Entries provided:
___

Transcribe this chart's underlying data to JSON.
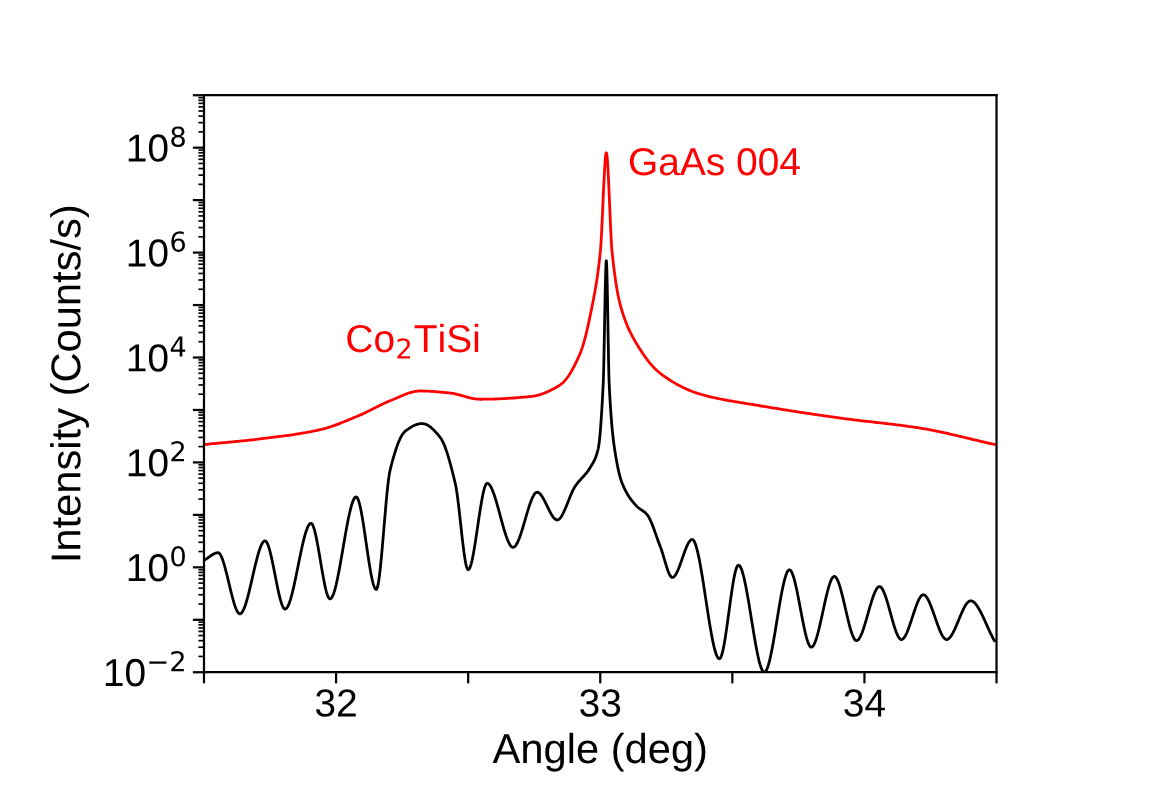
{
  "chart_data": {
    "type": "line",
    "xlabel": "Angle (deg)",
    "ylabel": "Intensity (Counts/s)",
    "log": "y",
    "xlim": [
      31.5,
      34.5
    ],
    "ylim": [
      0.01,
      1000000000
    ],
    "xticks": [
      {
        "value": 31.5,
        "label": null
      },
      32,
      {
        "value": 32.5,
        "label": null
      },
      33,
      {
        "value": 33.5,
        "label": null
      },
      34,
      {
        "value": 34.5,
        "label": null
      }
    ],
    "yticks": [
      {
        "value": 0.01,
        "label": "10$^{−2}$"
      },
      {
        "value": 0.1,
        "label": null
      },
      {
        "value": 1,
        "label": "10$^{0}$"
      },
      {
        "value": 10,
        "label": null
      },
      {
        "value": 100,
        "label": "10$^{2}$"
      },
      {
        "value": 1000,
        "label": null
      },
      {
        "value": 10000,
        "label": "10$^{4}$"
      },
      {
        "value": 100000,
        "label": null
      },
      {
        "value": 1000000,
        "label": "10$^{6}$"
      },
      {
        "value": 10000000,
        "label": null
      },
      {
        "value": 100000000,
        "label": "10$^{8}$"
      },
      {
        "value": 1000000000,
        "label": null
      }
    ],
    "grid": false,
    "marker": "none",
    "line_style": "solid",
    "series": [
      {
        "color": "#ff0000",
        "x": [
          31.504,
          31.712,
          31.939,
          32.091,
          32.205,
          32.318,
          32.432,
          32.545,
          32.735,
          32.848,
          32.924,
          32.97,
          33.0,
          33.023,
          33.045,
          33.076,
          33.133,
          33.227,
          33.379,
          33.606,
          33.909,
          34.212,
          34.492
        ],
        "values": [
          220,
          280,
          420,
          800,
          1500,
          2300,
          2100,
          1600,
          1800,
          3000,
          12000,
          100000,
          1000000,
          80000000,
          1000000,
          100000,
          20000,
          5000,
          2000,
          1200,
          700,
          450,
          220
        ]
      },
      {
        "color": "#000000",
        "x": [
          31.504,
          31.553,
          31.636,
          31.731,
          31.807,
          31.905,
          31.977,
          32.076,
          32.152,
          32.205,
          32.261,
          32.326,
          32.394,
          32.451,
          32.5,
          32.572,
          32.67,
          32.761,
          32.837,
          32.905,
          32.962,
          32.992,
          33.011,
          33.023,
          33.034,
          33.053,
          33.083,
          33.136,
          33.178,
          33.227,
          33.273,
          33.348,
          33.451,
          33.523,
          33.621,
          33.716,
          33.799,
          33.886,
          33.97,
          34.057,
          34.14,
          34.223,
          34.311,
          34.402,
          34.492
        ],
        "values": [
          1.4,
          1.9,
          0.13,
          3.2,
          0.16,
          6.9,
          0.25,
          22,
          0.38,
          73,
          390,
          550,
          300,
          40,
          0.9,
          40,
          2.4,
          27,
          8,
          35,
          80,
          180,
          3000,
          700000,
          3000,
          200,
          40,
          15,
          10,
          2.5,
          0.64,
          3.4,
          0.018,
          1.1,
          0.01,
          0.9,
          0.03,
          0.67,
          0.04,
          0.43,
          0.042,
          0.3,
          0.042,
          0.23,
          0.04
        ]
      }
    ],
    "annotations": [
      "Co$_{2}$TiSi",
      "GaAs 004"
    ]
  }
}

___

Required work: Using the material above, set down every line exactly, but skip the pictures.

Expected answer:
Transcribe this chart's underlying data to JSON.
{
  "chart_data": {
    "type": "line",
    "xlabel": "Angle (deg)",
    "ylabel": "Intensity (Counts/s)",
    "log": "y",
    "xlim": [
      31.5,
      34.5
    ],
    "ylim": [
      0.01,
      1000000000
    ],
    "xticks": [
      {
        "value": 31.5,
        "label": null
      },
      32,
      {
        "value": 32.5,
        "label": null
      },
      33,
      {
        "value": 33.5,
        "label": null
      },
      34,
      {
        "value": 34.5,
        "label": null
      }
    ],
    "yticks": [
      {
        "value": 0.01,
        "label": "10$^{−2}$"
      },
      {
        "value": 0.1,
        "label": null
      },
      {
        "value": 1,
        "label": "10$^{0}$"
      },
      {
        "value": 10,
        "label": null
      },
      {
        "value": 100,
        "label": "10$^{2}$"
      },
      {
        "value": 1000,
        "label": null
      },
      {
        "value": 10000,
        "label": "10$^{4}$"
      },
      {
        "value": 100000,
        "label": null
      },
      {
        "value": 1000000,
        "label": "10$^{6}$"
      },
      {
        "value": 10000000,
        "label": null
      },
      {
        "value": 100000000,
        "label": "10$^{8}$"
      },
      {
        "value": 1000000000,
        "label": null
      }
    ],
    "grid": false,
    "marker": "none",
    "line_style": "solid",
    "series": [
      {
        "color": "#ff0000",
        "x": [
          31.504,
          31.712,
          31.939,
          32.091,
          32.205,
          32.318,
          32.432,
          32.545,
          32.735,
          32.848,
          32.924,
          32.97,
          33.0,
          33.023,
          33.045,
          33.076,
          33.133,
          33.227,
          33.379,
          33.606,
          33.909,
          34.212,
          34.492
        ],
        "values": [
          220,
          280,
          420,
          800,
          1500,
          2300,
          2100,
          1600,
          1800,
          3000,
          12000,
          100000,
          1000000,
          80000000,
          1000000,
          100000,
          20000,
          5000,
          2000,
          1200,
          700,
          450,
          220
        ]
      },
      {
        "color": "#000000",
        "x": [
          31.504,
          31.553,
          31.636,
          31.731,
          31.807,
          31.905,
          31.977,
          32.076,
          32.152,
          32.205,
          32.261,
          32.326,
          32.394,
          32.451,
          32.5,
          32.572,
          32.67,
          32.761,
          32.837,
          32.905,
          32.962,
          32.992,
          33.011,
          33.023,
          33.034,
          33.053,
          33.083,
          33.136,
          33.178,
          33.227,
          33.273,
          33.348,
          33.451,
          33.523,
          33.621,
          33.716,
          33.799,
          33.886,
          33.97,
          34.057,
          34.14,
          34.223,
          34.311,
          34.402,
          34.492
        ],
        "values": [
          1.4,
          1.9,
          0.13,
          3.2,
          0.16,
          6.9,
          0.25,
          22,
          0.38,
          73,
          390,
          550,
          300,
          40,
          0.9,
          40,
          2.4,
          27,
          8,
          35,
          80,
          180,
          3000,
          700000,
          3000,
          200,
          40,
          15,
          10,
          2.5,
          0.64,
          3.4,
          0.018,
          1.1,
          0.01,
          0.9,
          0.03,
          0.67,
          0.04,
          0.43,
          0.042,
          0.3,
          0.042,
          0.23,
          0.04
        ]
      }
    ],
    "annotations": [
      "Co$_{2}$TiSi",
      "GaAs 004"
    ]
  }
}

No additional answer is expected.